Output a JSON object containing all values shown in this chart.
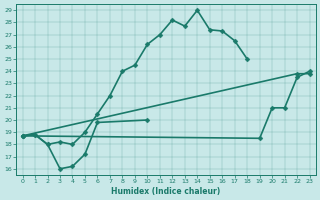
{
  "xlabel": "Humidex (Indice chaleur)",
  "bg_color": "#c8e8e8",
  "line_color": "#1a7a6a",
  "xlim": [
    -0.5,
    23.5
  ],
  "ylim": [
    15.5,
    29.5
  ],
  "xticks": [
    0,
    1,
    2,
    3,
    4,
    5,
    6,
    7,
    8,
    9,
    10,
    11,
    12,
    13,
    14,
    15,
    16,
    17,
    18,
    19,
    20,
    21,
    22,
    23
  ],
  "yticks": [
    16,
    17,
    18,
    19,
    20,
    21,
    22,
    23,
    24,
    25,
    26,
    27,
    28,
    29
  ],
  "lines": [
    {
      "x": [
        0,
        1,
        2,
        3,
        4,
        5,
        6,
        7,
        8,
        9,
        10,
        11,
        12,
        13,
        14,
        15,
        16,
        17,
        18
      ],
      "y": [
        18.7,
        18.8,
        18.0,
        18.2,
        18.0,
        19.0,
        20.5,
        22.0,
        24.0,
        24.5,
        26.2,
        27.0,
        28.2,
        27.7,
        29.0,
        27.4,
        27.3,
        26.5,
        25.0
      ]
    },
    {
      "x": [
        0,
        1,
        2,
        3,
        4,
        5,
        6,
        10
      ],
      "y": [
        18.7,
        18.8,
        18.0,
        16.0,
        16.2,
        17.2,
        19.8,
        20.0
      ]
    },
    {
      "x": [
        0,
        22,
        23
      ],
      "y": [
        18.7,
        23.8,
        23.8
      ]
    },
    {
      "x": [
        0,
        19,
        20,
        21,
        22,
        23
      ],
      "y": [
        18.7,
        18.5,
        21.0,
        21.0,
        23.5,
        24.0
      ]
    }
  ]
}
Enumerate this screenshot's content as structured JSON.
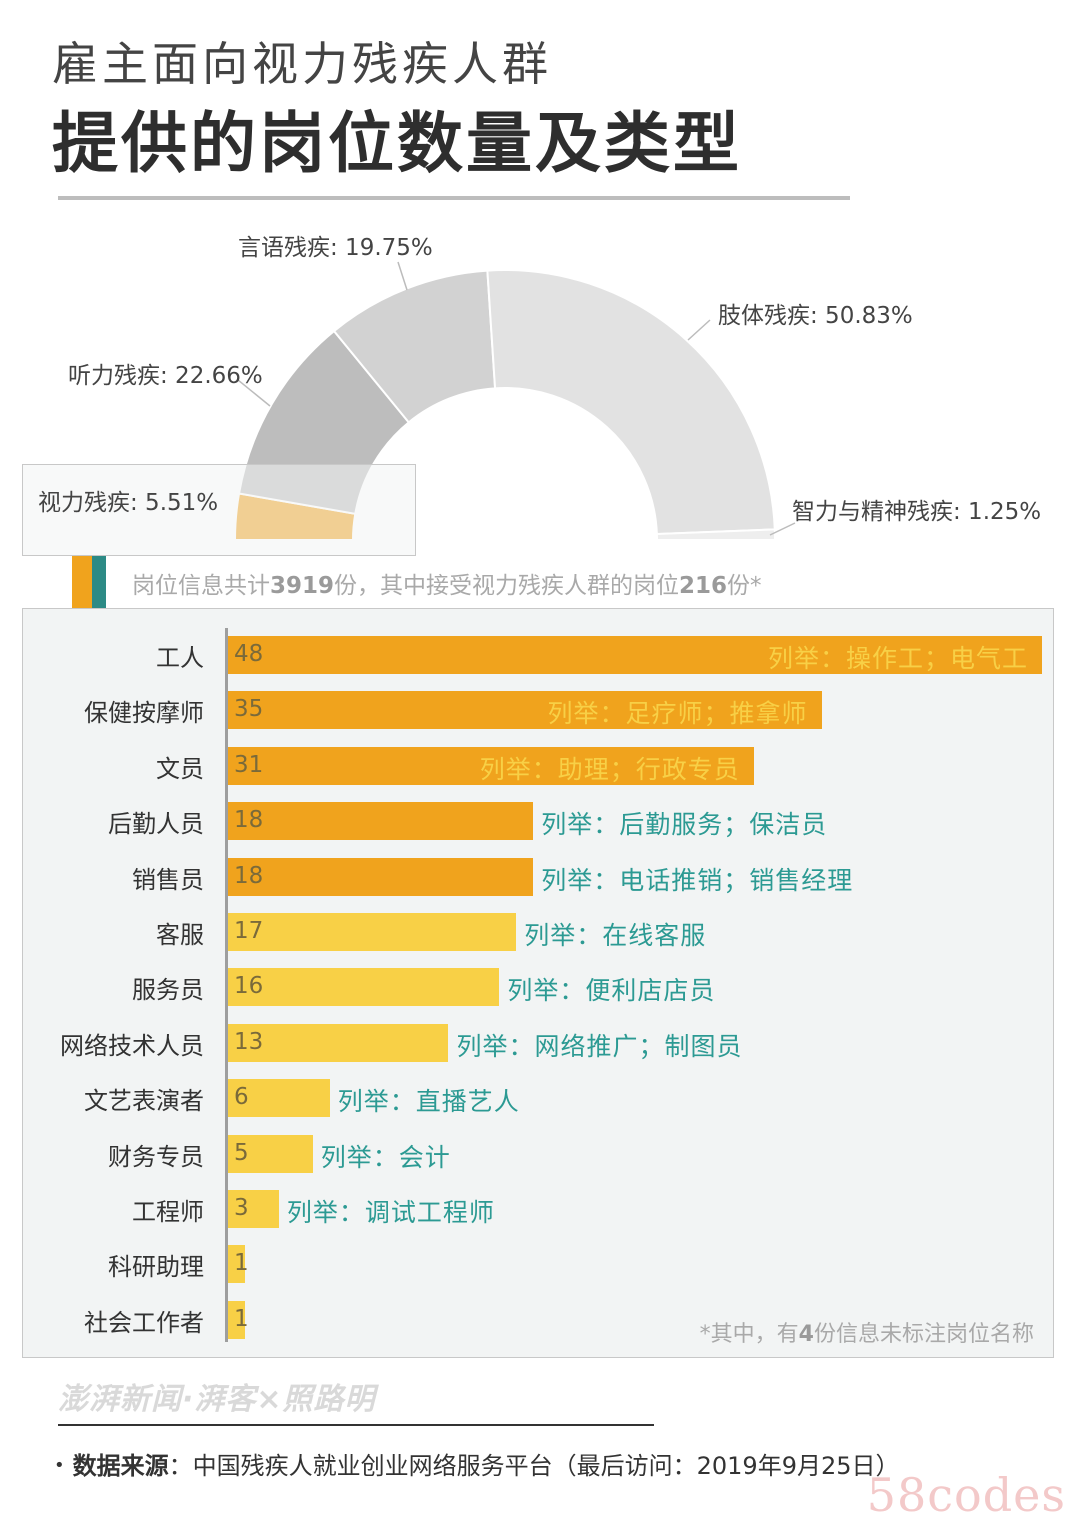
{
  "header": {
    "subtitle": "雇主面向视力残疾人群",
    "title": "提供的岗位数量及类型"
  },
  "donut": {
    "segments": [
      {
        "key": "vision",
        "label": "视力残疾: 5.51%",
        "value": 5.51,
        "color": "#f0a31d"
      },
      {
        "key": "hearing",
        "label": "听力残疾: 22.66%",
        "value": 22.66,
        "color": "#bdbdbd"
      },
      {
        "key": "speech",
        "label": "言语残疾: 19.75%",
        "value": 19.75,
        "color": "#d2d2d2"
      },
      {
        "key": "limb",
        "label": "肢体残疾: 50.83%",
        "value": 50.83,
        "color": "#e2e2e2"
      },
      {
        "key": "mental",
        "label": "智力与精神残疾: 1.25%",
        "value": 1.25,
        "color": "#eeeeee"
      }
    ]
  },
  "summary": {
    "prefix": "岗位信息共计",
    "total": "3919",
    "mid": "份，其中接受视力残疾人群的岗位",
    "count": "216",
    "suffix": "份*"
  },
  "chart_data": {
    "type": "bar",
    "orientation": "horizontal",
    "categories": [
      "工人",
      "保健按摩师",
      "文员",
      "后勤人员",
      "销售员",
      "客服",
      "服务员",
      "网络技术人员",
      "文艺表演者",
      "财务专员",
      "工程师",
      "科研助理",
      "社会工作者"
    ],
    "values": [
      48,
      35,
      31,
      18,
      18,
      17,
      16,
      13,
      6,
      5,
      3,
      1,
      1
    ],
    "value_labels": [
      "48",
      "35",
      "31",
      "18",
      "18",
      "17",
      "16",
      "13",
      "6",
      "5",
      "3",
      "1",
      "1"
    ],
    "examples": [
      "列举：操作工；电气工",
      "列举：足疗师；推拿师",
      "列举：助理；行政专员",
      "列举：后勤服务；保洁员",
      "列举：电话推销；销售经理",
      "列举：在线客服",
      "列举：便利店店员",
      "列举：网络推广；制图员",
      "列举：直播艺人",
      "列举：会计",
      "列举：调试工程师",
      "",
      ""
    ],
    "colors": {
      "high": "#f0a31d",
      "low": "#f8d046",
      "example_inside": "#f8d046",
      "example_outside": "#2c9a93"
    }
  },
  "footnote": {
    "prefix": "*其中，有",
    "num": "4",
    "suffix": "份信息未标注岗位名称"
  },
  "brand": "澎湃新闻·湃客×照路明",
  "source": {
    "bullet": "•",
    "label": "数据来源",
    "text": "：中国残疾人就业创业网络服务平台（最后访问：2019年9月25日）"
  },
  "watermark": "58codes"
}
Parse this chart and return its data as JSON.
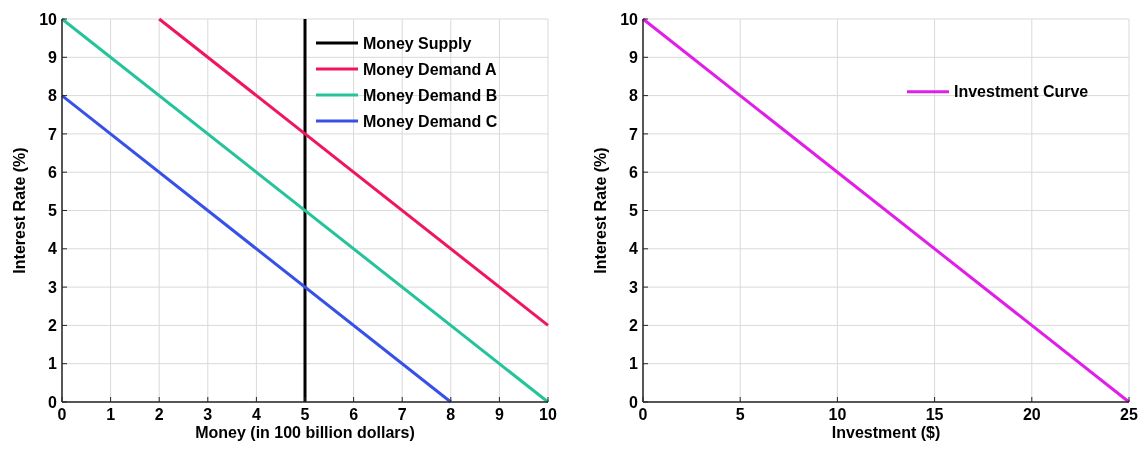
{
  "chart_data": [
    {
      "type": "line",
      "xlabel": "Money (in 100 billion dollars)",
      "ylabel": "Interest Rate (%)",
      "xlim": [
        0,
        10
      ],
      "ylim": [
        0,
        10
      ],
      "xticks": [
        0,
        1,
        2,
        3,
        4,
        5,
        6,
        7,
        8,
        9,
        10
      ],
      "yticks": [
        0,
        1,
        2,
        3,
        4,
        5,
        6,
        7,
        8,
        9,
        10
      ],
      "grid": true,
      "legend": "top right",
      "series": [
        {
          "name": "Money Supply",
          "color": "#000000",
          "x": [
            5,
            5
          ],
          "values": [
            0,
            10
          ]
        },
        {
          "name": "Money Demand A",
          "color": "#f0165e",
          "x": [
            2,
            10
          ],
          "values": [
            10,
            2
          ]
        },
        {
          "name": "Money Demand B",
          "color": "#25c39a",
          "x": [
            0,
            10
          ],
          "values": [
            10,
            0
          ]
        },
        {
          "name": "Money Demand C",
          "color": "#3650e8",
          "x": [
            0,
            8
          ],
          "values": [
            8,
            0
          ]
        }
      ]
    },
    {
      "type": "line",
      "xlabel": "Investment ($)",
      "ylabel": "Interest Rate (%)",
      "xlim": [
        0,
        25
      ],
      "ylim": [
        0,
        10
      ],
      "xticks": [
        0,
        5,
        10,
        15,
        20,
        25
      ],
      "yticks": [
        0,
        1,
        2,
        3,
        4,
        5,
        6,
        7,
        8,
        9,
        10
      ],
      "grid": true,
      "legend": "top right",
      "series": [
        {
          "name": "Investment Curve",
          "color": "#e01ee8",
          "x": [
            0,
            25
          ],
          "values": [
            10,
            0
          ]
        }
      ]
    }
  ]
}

→ **Exercise directions**:
In the records above, locate each line with the word "JSON". Copy all such lines.

→ **Answer below**:
Output a JSON object containing all values shown in this chart.
Enumerate this screenshot's content as structured JSON.
Parse this chart and return its data as JSON.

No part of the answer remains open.